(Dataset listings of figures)
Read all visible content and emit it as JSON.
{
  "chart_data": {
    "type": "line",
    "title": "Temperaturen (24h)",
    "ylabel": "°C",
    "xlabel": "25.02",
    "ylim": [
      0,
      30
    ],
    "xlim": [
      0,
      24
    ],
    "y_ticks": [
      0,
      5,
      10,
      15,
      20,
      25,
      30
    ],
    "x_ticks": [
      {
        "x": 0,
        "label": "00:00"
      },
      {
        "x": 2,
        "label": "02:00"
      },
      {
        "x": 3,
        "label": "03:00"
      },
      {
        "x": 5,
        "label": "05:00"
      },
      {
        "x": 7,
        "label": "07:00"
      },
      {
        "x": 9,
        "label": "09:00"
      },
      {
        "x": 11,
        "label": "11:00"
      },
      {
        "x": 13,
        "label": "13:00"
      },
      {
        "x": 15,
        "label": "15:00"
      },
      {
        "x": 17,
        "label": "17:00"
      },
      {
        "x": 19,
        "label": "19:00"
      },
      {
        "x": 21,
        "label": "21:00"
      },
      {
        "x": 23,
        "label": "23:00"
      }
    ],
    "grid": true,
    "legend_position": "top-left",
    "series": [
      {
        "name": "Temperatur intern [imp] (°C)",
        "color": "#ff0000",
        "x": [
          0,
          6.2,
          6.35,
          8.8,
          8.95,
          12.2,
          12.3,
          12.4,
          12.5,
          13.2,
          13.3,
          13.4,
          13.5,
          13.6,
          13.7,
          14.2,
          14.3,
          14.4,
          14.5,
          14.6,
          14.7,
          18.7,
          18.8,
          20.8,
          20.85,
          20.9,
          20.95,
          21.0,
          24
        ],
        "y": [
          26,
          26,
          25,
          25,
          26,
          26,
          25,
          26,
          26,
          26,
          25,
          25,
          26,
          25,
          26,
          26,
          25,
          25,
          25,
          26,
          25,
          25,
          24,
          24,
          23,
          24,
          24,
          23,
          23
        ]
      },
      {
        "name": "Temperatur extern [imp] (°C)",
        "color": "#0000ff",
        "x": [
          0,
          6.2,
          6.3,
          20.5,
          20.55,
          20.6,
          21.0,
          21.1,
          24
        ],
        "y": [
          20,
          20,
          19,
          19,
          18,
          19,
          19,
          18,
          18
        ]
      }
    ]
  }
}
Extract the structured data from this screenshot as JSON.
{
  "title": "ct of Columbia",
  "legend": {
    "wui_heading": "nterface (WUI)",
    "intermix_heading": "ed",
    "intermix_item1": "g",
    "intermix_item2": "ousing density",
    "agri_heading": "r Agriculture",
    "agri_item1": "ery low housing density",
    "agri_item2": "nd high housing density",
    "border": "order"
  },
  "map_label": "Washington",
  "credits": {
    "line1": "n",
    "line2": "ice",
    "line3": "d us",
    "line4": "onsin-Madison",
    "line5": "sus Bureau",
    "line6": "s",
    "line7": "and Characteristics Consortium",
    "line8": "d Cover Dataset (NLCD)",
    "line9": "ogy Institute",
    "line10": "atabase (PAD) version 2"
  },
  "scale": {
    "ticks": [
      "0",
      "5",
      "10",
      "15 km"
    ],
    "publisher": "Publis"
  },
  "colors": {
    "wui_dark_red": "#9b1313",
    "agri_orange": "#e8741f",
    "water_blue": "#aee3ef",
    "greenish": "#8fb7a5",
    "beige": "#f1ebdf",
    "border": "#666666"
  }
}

*Task statement:* Give back all the data exactly as written.

*Answer to this problem:*
Read all visible content and emit it as JSON.
{
  "chart_data": {
    "type": "line",
    "title": "Temperaturen (24h)",
    "ylabel": "°C",
    "xlabel": "25.02",
    "ylim": [
      0,
      30
    ],
    "xlim": [
      0,
      24
    ],
    "y_ticks": [
      0,
      5,
      10,
      15,
      20,
      25,
      30
    ],
    "x_ticks": [
      {
        "x": 0,
        "label": "00:00"
      },
      {
        "x": 2,
        "label": "02:00"
      },
      {
        "x": 3,
        "label": "03:00"
      },
      {
        "x": 5,
        "label": "05:00"
      },
      {
        "x": 7,
        "label": "07:00"
      },
      {
        "x": 9,
        "label": "09:00"
      },
      {
        "x": 11,
        "label": "11:00"
      },
      {
        "x": 13,
        "label": "13:00"
      },
      {
        "x": 15,
        "label": "15:00"
      },
      {
        "x": 17,
        "label": "17:00"
      },
      {
        "x": 19,
        "label": "19:00"
      },
      {
        "x": 21,
        "label": "21:00"
      },
      {
        "x": 23,
        "label": "23:00"
      }
    ],
    "grid": true,
    "legend_position": "top-left",
    "series": [
      {
        "name": "Temperatur intern [imp] (°C)",
        "color": "#ff0000",
        "x": [
          0,
          6.2,
          6.35,
          8.8,
          8.95,
          12.2,
          12.3,
          12.4,
          12.5,
          13.2,
          13.3,
          13.4,
          13.5,
          13.6,
          13.7,
          14.2,
          14.3,
          14.4,
          14.5,
          14.6,
          14.7,
          18.7,
          18.8,
          20.8,
          20.85,
          20.9,
          20.95,
          21.0,
          24
        ],
        "y": [
          26,
          26,
          25,
          25,
          26,
          26,
          25,
          26,
          26,
          26,
          25,
          25,
          26,
          25,
          26,
          26,
          25,
          25,
          25,
          26,
          25,
          25,
          24,
          24,
          23,
          24,
          24,
          23,
          23
        ]
      },
      {
        "name": "Temperatur extern [imp] (°C)",
        "color": "#0000ff",
        "x": [
          0,
          6.2,
          6.3,
          20.5,
          20.55,
          20.6,
          21.0,
          21.1,
          24
        ],
        "y": [
          20,
          20,
          19,
          19,
          18,
          19,
          19,
          18,
          18
        ]
      }
    ]
  }
}
Extract the structured data from this screenshot as JSON.
{
  "title": "ct of Columbia",
  "legend": {
    "wui_heading": "nterface (WUI)",
    "intermix_heading": "ed",
    "intermix_item1": "g",
    "intermix_item2": "ousing density",
    "agri_heading": "r Agriculture",
    "agri_item1": "ery low housing density",
    "agri_item2": "nd high housing density",
    "border": "order"
  },
  "map_label": "Washington",
  "credits": {
    "line1": "n",
    "line2": "ice",
    "line3": "d us",
    "line4": "onsin-Madison",
    "line5": "sus Bureau",
    "line6": "s",
    "line7": "and Characteristics Consortium",
    "line8": "d Cover Dataset (NLCD)",
    "line9": "ogy Institute",
    "line10": "atabase (PAD) version 2"
  },
  "scale": {
    "ticks": [
      "0",
      "5",
      "10",
      "15 km"
    ],
    "publisher": "Publis"
  },
  "colors": {
    "wui_dark_red": "#9b1313",
    "agri_orange": "#e8741f",
    "water_blue": "#aee3ef",
    "greenish": "#8fb7a5",
    "beige": "#f1ebdf",
    "border": "#666666"
  }
}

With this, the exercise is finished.